» **DATA PROVIDED**:
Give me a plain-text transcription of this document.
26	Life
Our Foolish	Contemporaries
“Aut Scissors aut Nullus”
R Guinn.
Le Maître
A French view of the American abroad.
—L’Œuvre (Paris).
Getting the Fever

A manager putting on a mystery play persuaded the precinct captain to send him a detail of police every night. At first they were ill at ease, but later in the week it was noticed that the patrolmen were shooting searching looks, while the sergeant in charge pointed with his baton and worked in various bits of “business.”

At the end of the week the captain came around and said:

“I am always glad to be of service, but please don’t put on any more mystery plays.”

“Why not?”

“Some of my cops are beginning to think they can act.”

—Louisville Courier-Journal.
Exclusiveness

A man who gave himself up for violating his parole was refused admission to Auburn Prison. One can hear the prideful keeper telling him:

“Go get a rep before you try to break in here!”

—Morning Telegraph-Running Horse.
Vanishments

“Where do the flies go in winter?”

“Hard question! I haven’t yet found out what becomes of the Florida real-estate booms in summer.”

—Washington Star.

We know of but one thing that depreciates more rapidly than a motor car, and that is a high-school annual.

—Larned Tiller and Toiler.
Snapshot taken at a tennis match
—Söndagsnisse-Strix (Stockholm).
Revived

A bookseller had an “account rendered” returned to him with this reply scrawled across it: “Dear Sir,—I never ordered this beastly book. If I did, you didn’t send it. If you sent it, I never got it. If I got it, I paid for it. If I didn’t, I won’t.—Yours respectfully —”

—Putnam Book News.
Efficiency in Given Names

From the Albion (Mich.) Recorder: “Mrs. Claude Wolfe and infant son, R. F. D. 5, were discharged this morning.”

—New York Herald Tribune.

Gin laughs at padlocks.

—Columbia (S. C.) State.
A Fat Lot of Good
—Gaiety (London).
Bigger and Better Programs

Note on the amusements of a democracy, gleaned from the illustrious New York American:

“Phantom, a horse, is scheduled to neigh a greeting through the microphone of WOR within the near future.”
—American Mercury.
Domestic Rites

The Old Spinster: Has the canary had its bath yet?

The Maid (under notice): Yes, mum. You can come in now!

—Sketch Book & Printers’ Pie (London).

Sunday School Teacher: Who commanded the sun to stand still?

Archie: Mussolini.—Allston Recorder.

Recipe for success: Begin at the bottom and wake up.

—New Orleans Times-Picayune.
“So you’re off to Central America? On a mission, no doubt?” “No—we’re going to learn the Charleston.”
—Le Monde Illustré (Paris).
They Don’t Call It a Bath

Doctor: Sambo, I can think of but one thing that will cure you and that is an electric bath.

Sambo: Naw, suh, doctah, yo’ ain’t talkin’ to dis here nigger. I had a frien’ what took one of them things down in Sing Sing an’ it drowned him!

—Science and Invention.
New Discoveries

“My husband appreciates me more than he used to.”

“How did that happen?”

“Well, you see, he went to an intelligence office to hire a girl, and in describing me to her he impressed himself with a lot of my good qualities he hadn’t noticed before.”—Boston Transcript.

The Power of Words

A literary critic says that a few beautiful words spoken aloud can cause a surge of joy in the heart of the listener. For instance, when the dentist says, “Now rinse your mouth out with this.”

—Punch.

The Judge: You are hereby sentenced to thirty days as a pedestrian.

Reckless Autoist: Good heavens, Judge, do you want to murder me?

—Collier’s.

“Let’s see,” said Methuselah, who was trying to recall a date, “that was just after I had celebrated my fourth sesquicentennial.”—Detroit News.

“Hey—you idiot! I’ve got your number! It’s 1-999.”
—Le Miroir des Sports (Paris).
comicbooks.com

» **PROBLEM TO SOLVE**: Copy every record exactly as presented.

» **COMPLETED EXERCISE**:
Give me a plain-text transcription of this document.
26	Life
Our Foolish	Contemporaries
“Aut Scissors aut Nullus”
R Guinn.
Le Maître
A French view of the American abroad.
—L’Œuvre (Paris).
Getting the Fever

A manager putting on a mystery play persuaded the precinct captain to send him a detail of police every night. At first they were ill at ease, but later in the week it was noticed that the patrolmen were shooting searching looks, while the sergeant in charge pointed with his baton and worked in various bits of “business.”

At the end of the week the captain came around and said:

“I am always glad to be of service, but please don’t put on any more mystery plays.”

“Why not?”

“Some of my cops are beginning to think they can act.”

—Louisville Courier-Journal.
Exclusiveness

A man who gave himself up for violating his parole was refused admission to Auburn Prison. One can hear the prideful keeper telling him:

“Go get a rep before you try to break in here!”

—Morning Telegraph-Running Horse.
Vanishments

“Where do the flies go in winter?”

“Hard question! I haven’t yet found out what becomes of the Florida real-estate booms in summer.”

—Washington Star.

We know of but one thing that depreciates more rapidly than a motor car, and that is a high-school annual.

—Larned Tiller and Toiler.
Snapshot taken at a tennis match
—Söndagsnisse-Strix (Stockholm).
Revived

A bookseller had an “account rendered” returned to him with this reply scrawled across it: “Dear Sir,—I never ordered this beastly book. If I did, you didn’t send it. If you sent it, I never got it. If I got it, I paid for it. If I didn’t, I won’t.—Yours respectfully —”

—Putnam Book News.
Efficiency in Given Names

From the Albion (Mich.) Recorder: “Mrs. Claude Wolfe and infant son, R. F. D. 5, were discharged this morning.”

—New York Herald Tribune.

Gin laughs at padlocks.

—Columbia (S. C.) State.
A Fat Lot of Good
—Gaiety (London).
Bigger and Better Programs

Note on the amusements of a democracy, gleaned from the illustrious New York American:

“Phantom, a horse, is scheduled to neigh a greeting through the microphone of WOR within the near future.”
—American Mercury.
Domestic Rites

The Old Spinster: Has the canary had its bath yet?

The Maid (under notice): Yes, mum. You can come in now!

—Sketch Book & Printers’ Pie (London).

Sunday School Teacher: Who commanded the sun to stand still?

Archie: Mussolini.—Allston Recorder.

Recipe for success: Begin at the bottom and wake up.

—New Orleans Times-Picayune.
“So you’re off to Central America? On a mission, no doubt?” “No—we’re going to learn the Charleston.”
—Le Monde Illustré (Paris).
They Don’t Call It a Bath

Doctor: Sambo, I can think of but one thing that will cure you and that is an electric bath.

Sambo: Naw, suh, doctah, yo’ ain’t talkin’ to dis here nigger. I had a frien’ what took one of them things down in Sing Sing an’ it drowned him!

—Science and Invention.
New Discoveries

“My husband appreciates me more than he used to.”

“How did that happen?”

“Well, you see, he went to an intelligence office to hire a girl, and in describing me to her he impressed himself with a lot of my good qualities he hadn’t noticed before.”—Boston Transcript.

The Power of Words

A literary critic says that a few beautiful words spoken aloud can cause a surge of joy in the heart of the listener. For instance, when the dentist says, “Now rinse your mouth out with this.”

—Punch.

The Judge: You are hereby sentenced to thirty days as a pedestrian.

Reckless Autoist: Good heavens, Judge, do you want to murder me?

—Collier’s.

“Let’s see,” said Methuselah, who was trying to recall a date, “that was just after I had celebrated my fourth sesquicentennial.”—Detroit News.

“Hey—you idiot! I’ve got your number! It’s 1-999.”
—Le Miroir des Sports (Paris).
comicbooks.com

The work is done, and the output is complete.